EXTRACT:
:::::

June 23, 2017 by Stephen M. Fields
Raising capital has never been easy. In today’s economy it is even more difficult. For every successful business flush with cash there are many times that number unsuccessfully seeking capital from banks, investors and traditional lenders. Why is that? Are the borrowers undeserving? Are the credit criteria too stringent? Is the collateral insufficient? None of this is clear but in these uncertain times what is clear is that investors and lenders are taking longer to commit to new deals, reducing the amount of their exposure and being more careful about which companies they invest in and lend to. These are not new issues. What is new is the unprecedented unmet demand for capital by businesses of all types and sizes. The lack of investment has adversely impacted job creation, has stifled growth, innovation, modernization and exports. This situation has compelled an otherwise highly partisan Congress to coalesce behind one of the few federal programs designed to alleviate these problems.
SBICs – Prior History
The Small Business Investment Company (“SBIC”) Program, which is administered by the U.S. Small Business Administration (“SBA”), was originated in 1958 and has provided an uninterrupted flow of capital to lenders and equity investors since that date. The unmet demand for capital compels a new look at this evolving old program. The statutory purpose of the SBIC Program is to enhance the growth, modernization and expansion of U.S. businesses by providing capital to qualified professional investors who are required to invest such capital in small U.S. businesses, i.e., those that have historically created the most jobs. Because of the relatively small investment size ceilings historically allowed, and the minimal private capital previously necessary to obtain a license, many of the larger and more sophisticated lenders and investors paid little attention to this tiny program. The SBIC Program was viewed in the marketplace as primarily a program for first time funds, for small investment banks and individual entrepreneurs with time on their hands who had no ability to raise a fund and access investment capital through traditional fundraising from institutional investors. In addition, since the established investment community had access to traditional funding, it saw no need to subject itself to the myriad and complex rules, regulations and oversight of the SBA if it did not have to.
As a result and because their clients had little or no interest in the SBIC Program, virtually none of the large legal and accounting firms ever developed expertise or familiarity with the intricacies, policies, procedures and personnel of the SBA, the federal regulator charged with administering the flow of taxpayer dollars into this arcane SBIC market.

:::::

Spatial layout entries

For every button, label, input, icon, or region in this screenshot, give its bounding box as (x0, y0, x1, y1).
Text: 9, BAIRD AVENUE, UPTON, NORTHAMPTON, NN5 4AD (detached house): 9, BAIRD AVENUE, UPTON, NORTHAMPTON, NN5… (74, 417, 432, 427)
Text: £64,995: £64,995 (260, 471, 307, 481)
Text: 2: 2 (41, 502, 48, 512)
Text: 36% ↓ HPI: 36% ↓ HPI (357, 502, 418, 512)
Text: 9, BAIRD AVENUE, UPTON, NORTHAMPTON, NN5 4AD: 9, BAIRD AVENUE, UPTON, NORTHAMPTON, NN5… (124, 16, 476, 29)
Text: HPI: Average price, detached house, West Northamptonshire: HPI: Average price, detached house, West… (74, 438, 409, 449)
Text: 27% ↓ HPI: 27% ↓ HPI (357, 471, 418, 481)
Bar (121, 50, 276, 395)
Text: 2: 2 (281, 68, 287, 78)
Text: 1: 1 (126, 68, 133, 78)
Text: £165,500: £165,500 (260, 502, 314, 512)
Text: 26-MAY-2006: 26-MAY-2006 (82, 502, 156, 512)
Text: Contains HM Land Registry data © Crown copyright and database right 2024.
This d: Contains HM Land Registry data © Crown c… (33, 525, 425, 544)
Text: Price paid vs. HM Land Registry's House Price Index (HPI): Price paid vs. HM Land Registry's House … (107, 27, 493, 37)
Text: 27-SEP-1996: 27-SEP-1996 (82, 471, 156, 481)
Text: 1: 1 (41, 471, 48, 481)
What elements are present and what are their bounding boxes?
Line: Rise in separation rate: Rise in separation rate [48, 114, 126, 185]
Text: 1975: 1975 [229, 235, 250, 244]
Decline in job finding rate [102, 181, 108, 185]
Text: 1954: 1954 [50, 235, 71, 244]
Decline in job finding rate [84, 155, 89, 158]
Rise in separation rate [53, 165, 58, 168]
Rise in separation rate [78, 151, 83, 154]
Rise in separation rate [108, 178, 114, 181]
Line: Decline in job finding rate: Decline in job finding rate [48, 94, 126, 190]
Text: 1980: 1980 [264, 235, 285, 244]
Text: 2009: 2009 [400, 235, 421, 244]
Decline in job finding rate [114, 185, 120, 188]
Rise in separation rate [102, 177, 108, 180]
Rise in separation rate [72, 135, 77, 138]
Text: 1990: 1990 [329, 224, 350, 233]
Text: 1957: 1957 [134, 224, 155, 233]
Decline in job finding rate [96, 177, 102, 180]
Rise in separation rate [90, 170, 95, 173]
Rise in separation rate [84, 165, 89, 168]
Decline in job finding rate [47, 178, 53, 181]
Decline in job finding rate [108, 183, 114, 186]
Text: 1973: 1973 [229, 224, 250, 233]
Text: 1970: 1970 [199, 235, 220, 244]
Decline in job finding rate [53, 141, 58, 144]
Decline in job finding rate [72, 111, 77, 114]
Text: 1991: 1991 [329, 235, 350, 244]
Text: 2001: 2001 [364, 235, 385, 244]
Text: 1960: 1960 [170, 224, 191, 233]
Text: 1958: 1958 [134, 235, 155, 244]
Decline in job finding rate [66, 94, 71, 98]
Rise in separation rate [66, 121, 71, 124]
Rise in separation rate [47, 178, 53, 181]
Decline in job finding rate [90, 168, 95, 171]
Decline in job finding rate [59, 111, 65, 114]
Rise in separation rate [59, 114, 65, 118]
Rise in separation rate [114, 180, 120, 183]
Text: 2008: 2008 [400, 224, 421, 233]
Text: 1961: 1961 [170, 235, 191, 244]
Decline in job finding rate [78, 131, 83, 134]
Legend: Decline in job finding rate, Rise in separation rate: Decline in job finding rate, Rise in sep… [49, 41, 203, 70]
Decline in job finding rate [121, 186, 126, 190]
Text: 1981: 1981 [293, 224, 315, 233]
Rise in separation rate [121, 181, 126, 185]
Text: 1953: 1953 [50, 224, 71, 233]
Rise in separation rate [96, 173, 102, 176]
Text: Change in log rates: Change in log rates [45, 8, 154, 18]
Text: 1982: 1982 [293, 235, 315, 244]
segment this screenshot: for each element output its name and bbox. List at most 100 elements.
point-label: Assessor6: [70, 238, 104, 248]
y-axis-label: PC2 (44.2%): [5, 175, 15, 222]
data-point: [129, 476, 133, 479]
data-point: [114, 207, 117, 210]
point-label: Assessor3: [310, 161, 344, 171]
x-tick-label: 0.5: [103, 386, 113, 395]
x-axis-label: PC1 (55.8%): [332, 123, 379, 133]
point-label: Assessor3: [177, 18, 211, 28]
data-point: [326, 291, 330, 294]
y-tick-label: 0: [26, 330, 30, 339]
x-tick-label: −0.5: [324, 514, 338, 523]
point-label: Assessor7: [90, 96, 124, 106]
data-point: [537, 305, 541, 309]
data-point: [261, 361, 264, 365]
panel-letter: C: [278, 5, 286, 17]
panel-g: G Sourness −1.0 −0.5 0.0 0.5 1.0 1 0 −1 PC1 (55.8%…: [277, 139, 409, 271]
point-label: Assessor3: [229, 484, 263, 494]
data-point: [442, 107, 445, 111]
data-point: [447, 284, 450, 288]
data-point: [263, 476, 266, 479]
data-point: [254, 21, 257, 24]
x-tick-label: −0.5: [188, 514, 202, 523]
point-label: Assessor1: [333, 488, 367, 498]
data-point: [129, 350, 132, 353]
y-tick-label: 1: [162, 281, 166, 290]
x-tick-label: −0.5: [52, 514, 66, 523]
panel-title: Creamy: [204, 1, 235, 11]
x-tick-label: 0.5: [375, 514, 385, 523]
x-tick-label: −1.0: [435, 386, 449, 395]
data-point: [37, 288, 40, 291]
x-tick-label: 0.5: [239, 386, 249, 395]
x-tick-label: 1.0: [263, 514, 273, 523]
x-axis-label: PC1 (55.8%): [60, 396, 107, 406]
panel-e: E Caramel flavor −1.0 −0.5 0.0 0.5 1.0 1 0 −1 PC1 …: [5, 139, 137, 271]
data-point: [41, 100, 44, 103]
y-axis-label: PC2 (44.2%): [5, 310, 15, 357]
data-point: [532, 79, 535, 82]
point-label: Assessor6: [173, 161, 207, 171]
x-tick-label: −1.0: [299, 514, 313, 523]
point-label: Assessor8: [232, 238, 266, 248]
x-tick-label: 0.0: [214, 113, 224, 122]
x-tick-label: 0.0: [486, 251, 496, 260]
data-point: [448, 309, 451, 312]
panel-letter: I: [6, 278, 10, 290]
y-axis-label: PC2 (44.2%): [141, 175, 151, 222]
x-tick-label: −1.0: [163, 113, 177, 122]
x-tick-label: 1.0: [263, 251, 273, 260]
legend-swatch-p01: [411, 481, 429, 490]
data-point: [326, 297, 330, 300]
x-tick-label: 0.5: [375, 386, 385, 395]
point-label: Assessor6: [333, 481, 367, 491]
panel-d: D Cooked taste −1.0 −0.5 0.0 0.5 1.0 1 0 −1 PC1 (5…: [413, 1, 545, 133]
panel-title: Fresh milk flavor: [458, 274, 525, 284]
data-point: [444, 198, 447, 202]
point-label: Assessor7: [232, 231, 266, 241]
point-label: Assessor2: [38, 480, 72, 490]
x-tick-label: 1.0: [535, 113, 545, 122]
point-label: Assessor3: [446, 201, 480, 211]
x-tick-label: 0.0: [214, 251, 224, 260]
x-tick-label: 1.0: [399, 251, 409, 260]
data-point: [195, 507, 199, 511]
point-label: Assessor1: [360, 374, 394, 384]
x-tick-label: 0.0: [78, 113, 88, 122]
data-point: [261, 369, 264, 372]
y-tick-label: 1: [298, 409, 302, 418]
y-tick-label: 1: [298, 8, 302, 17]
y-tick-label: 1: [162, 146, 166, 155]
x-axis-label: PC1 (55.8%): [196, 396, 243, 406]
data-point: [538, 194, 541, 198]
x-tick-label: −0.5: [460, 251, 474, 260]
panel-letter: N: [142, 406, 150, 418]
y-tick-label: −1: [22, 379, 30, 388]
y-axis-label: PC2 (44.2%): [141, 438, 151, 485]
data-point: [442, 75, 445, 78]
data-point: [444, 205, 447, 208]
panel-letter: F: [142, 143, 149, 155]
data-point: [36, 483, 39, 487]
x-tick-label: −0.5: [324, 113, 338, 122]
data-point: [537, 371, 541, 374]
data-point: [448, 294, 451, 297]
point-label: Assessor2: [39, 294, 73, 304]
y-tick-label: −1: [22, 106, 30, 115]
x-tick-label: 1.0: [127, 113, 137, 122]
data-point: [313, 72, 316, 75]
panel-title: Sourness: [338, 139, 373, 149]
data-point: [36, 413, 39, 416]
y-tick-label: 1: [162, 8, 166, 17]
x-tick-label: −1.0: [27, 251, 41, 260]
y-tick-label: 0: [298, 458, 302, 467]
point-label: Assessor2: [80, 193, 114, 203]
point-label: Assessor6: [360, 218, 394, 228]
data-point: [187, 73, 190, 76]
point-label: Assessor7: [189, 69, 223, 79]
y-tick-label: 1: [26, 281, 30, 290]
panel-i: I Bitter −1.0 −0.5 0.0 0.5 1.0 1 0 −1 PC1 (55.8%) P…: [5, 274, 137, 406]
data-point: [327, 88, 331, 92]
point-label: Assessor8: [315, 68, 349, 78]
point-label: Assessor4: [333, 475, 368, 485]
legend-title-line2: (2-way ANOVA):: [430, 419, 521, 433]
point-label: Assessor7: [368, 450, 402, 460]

:::::

EXERCISE OBJECTIVE: Carry on the article about the Small Business Investment Company Program from the point where it stops.

EXERCISE OUTPUT:
Funding and Modernizing the SBIC Program
The recent availability of significant amounts of capital at the SBA and various changes to the regulations over the last few years has changed everything. According to statistics provided by the SBA for FYE 2016, the SBA issued $2.51 billion in new commitments to SBICs; $5.99 billion in financing dollars were invested in small businesses; 1,201 small businesses were financed, and, an estimated 122,381 jobs were created, all at no cost to the taxpayers. These results have occurred in part because:
(i) Capital Available – the capital available to SBICs (on a two to one (2-1) matching basis) is now up to $150 million per licensee (if they raise $75 million, they receive $150 million); $350 million is available for a family of affiliated funds.
(ii) Increased Size Ceilings of Investments – SBICs are now permitted to invest 75% of investible capital in U.S. companies that do not exceed, on a pre-investment basis, $19.6 million tangible net worth and $6.6 million net after-tax income, averaged for the two (2) full fiscal years preceding the investment. Twenty-five percent (25%) must be invested in companies that do not exceed one-third (1/3) that size. Alternate size standards under the North American Industry Classification code regarding maximum number of employees and maximum revenue are also applicable.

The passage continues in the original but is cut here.